WHAT THE TASK REQUIRES:
Extract all of the data and reproduce it precisely.

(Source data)
==========

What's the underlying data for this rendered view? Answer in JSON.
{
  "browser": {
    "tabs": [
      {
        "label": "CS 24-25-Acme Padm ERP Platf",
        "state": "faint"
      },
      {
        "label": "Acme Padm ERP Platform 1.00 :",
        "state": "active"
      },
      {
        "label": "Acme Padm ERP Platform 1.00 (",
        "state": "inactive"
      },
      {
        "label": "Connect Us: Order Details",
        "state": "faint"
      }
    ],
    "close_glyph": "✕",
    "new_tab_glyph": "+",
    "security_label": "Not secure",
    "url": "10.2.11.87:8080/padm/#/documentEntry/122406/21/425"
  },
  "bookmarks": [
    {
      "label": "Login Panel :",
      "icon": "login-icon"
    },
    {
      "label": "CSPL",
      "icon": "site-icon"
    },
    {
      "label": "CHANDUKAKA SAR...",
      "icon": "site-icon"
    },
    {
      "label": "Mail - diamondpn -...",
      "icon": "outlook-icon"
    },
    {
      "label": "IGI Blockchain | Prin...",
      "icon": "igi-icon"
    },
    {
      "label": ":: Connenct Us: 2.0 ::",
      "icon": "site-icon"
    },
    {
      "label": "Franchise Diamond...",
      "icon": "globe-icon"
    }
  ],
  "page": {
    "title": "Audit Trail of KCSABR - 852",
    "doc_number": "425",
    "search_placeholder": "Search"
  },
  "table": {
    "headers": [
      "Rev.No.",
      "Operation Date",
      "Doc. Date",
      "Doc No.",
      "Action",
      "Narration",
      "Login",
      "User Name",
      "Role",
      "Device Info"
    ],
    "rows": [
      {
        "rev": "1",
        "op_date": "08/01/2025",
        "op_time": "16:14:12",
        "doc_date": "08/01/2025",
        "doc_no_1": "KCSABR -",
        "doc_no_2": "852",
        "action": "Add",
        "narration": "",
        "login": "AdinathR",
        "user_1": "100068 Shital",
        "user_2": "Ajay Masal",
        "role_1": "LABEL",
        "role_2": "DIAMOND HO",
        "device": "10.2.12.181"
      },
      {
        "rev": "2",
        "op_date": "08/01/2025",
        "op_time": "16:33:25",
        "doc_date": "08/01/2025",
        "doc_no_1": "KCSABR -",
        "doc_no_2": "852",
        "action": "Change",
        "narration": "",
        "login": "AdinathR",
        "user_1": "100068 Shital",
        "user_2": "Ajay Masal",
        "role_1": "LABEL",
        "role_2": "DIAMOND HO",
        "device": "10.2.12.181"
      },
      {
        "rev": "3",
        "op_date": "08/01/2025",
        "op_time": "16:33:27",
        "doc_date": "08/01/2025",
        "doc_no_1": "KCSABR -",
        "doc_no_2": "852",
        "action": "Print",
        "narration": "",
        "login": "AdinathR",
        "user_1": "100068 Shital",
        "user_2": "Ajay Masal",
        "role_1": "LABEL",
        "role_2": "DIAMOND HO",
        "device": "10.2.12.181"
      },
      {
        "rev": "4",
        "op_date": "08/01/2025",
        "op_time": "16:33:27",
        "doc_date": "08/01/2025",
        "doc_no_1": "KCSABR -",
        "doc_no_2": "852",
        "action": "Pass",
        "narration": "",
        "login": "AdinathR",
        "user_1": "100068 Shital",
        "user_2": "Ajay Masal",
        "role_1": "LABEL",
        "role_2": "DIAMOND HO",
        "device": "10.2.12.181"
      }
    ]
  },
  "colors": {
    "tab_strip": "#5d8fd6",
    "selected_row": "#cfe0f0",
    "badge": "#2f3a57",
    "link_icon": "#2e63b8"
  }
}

==========

SOLUTION TO THE PROBLEM:
What's the underlying data for this rendered view? Answer in JSON.
{
  "browser": {
    "tabs": [
      {
        "label": "CS 24-25-Acme Padm ERP Platf",
        "state": "faint"
      },
      {
        "label": "Acme Padm ERP Platform 1.00 :",
        "state": "active"
      },
      {
        "label": "Acme Padm ERP Platform 1.00 (",
        "state": "inactive"
      },
      {
        "label": "Connect Us: Order Details",
        "state": "faint"
      }
    ],
    "close_glyph": "✕",
    "new_tab_glyph": "+",
    "security_label": "Not secure",
    "url": "10.2.11.87:8080/padm/#/documentEntry/122406/21/425"
  },
  "bookmarks": [
    {
      "label": "Login Panel :",
      "icon": "login-icon"
    },
    {
      "label": "CSPL",
      "icon": "site-icon"
    },
    {
      "label": "CHANDUKAKA SAR...",
      "icon": "site-icon"
    },
    {
      "label": "Mail - diamondpn -...",
      "icon": "outlook-icon"
    },
    {
      "label": "IGI Blockchain | Prin...",
      "icon": "igi-icon"
    },
    {
      "label": ":: Connenct Us: 2.0 ::",
      "icon": "site-icon"
    },
    {
      "label": "Franchise Diamond...",
      "icon": "globe-icon"
    }
  ],
  "page": {
    "title": "Audit Trail of KCSABR - 852",
    "doc_number": "425",
    "search_placeholder": "Search"
  },
  "table": {
    "headers": [
      "Rev.No.",
      "Operation Date",
      "Doc. Date",
      "Doc No.",
      "Action",
      "Narration",
      "Login",
      "User Name",
      "Role",
      "Device Info"
    ],
    "rows": [
      {
        "rev": "1",
        "op_date": "08/01/2025",
        "op_time": "16:14:12",
        "doc_date": "08/01/2025",
        "doc_no_1": "KCSABR -",
        "doc_no_2": "852",
        "action": "Add",
        "narration": "",
        "login": "AdinathR",
        "user_1": "100068 Shital",
        "user_2": "Ajay Masal",
        "role_1": "LABEL",
        "role_2": "DIAMOND HO",
        "device": "10.2.12.181"
      },
      {
        "rev": "2",
        "op_date": "08/01/2025",
        "op_time": "16:33:25",
        "doc_date": "08/01/2025",
        "doc_no_1": "KCSABR -",
        "doc_no_2": "852",
        "action": "Change",
        "narration": "",
        "login": "AdinathR",
        "user_1": "100068 Shital",
        "user_2": "Ajay Masal",
        "role_1": "LABEL",
        "role_2": "DIAMOND HO",
        "device": "10.2.12.181"
      },
      {
        "rev": "3",
        "op_date": "08/01/2025",
        "op_time": "16:33:27",
        "doc_date": "08/01/2025",
        "doc_no_1": "KCSABR -",
        "doc_no_2": "852",
        "action": "Print",
        "narration": "",
        "login": "AdinathR",
        "user_1": "100068 Shital",
        "user_2": "Ajay Masal",
        "role_1": "LABEL",
        "role_2": "DIAMOND HO",
        "device": "10.2.12.181"
      },
      {
        "rev": "4",
        "op_date": "08/01/2025",
        "op_time": "16:33:27",
        "doc_date": "08/01/2025",
        "doc_no_1": "KCSABR -",
        "doc_no_2": "852",
        "action": "Pass",
        "narration": "",
        "login": "AdinathR",
        "user_1": "100068 Shital",
        "user_2": "Ajay Masal",
        "role_1": "LABEL",
        "role_2": "DIAMOND HO",
        "device": "10.2.12.181"
      }
    ]
  },
  "colors": {
    "tab_strip": "#5d8fd6",
    "selected_row": "#cfe0f0",
    "badge": "#2f3a57",
    "link_icon": "#2e63b8"
  }
}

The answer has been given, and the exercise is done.